» **Records about charts and figures**:
— start —
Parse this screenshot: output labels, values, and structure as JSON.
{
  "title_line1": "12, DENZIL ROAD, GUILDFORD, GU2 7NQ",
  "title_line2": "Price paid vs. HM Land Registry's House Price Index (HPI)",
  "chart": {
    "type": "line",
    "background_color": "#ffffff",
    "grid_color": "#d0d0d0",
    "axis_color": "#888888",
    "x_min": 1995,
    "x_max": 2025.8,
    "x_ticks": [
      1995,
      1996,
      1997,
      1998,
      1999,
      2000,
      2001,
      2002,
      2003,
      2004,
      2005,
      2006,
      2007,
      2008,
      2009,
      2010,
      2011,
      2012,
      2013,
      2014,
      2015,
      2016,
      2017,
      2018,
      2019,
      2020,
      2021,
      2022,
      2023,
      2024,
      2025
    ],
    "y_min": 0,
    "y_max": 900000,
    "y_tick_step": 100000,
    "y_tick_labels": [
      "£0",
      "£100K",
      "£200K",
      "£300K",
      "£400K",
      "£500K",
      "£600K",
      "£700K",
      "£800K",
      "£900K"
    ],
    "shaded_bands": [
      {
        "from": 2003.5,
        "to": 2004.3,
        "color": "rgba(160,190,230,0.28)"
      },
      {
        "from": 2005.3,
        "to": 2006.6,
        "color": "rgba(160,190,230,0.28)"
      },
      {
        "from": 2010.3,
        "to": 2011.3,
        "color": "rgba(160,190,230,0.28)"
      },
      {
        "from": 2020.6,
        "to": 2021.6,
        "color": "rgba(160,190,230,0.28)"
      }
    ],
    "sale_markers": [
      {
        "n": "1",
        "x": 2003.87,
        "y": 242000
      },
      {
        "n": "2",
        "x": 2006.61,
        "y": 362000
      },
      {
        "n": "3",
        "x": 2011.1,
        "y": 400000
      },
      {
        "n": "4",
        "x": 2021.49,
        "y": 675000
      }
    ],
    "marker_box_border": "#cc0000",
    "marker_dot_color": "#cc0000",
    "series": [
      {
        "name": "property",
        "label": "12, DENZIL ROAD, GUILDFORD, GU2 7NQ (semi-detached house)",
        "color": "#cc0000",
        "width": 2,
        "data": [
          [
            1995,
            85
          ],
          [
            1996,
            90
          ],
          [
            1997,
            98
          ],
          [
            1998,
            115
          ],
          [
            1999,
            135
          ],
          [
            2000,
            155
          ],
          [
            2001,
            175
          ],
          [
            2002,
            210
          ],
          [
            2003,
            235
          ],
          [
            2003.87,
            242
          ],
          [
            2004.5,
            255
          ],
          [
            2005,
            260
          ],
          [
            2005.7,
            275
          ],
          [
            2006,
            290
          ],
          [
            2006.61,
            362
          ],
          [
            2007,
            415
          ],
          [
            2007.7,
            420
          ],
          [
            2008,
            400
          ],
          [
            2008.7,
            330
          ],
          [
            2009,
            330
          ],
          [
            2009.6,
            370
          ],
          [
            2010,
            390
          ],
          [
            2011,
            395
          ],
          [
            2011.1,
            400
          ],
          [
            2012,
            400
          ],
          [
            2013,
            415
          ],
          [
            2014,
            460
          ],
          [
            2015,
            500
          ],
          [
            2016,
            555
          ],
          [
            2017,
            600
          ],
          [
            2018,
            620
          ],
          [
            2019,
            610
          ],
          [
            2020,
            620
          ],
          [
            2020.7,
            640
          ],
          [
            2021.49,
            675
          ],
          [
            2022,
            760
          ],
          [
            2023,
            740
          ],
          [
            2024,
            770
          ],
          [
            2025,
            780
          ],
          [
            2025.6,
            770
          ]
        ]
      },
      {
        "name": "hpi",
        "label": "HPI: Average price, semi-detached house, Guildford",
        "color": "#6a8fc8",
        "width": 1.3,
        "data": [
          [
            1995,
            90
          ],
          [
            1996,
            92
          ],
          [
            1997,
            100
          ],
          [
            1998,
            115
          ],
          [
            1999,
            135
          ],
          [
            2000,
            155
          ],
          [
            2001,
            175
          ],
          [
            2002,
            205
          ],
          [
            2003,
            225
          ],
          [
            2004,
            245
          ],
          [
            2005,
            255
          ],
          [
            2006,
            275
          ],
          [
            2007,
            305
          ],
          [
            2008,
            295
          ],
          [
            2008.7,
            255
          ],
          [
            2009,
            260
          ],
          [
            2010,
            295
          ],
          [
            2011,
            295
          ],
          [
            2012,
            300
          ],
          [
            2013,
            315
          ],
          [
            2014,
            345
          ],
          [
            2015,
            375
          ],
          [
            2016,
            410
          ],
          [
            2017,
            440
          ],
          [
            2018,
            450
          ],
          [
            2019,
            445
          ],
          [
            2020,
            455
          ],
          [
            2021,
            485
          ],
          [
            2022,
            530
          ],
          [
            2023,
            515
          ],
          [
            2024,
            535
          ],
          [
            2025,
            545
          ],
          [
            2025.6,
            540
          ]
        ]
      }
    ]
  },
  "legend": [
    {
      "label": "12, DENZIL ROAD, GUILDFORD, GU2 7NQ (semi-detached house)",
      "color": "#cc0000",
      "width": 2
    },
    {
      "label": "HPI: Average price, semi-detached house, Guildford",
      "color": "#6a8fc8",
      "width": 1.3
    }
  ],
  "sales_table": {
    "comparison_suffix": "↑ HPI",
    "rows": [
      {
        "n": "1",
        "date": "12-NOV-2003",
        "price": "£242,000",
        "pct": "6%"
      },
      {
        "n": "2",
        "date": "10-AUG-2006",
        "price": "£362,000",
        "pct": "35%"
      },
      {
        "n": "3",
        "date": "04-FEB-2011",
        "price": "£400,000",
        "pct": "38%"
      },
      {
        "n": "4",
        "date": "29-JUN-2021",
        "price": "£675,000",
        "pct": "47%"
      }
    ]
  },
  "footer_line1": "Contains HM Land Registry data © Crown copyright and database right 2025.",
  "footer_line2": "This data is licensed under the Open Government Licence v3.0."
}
— end —
» **Prompt**: Take every line from the records above that has the word "DENZIL" and copy it.

» **The reply**:
  "title_line1": "12, DENZIL ROAD, GUILDFORD, GU2 7NQ",
        "label": "12, DENZIL ROAD, GUILDFORD, GU2 7NQ (semi-detached house)",
      "label": "12, DENZIL ROAD, GUILDFORD, GU2 7NQ (semi-detached house)",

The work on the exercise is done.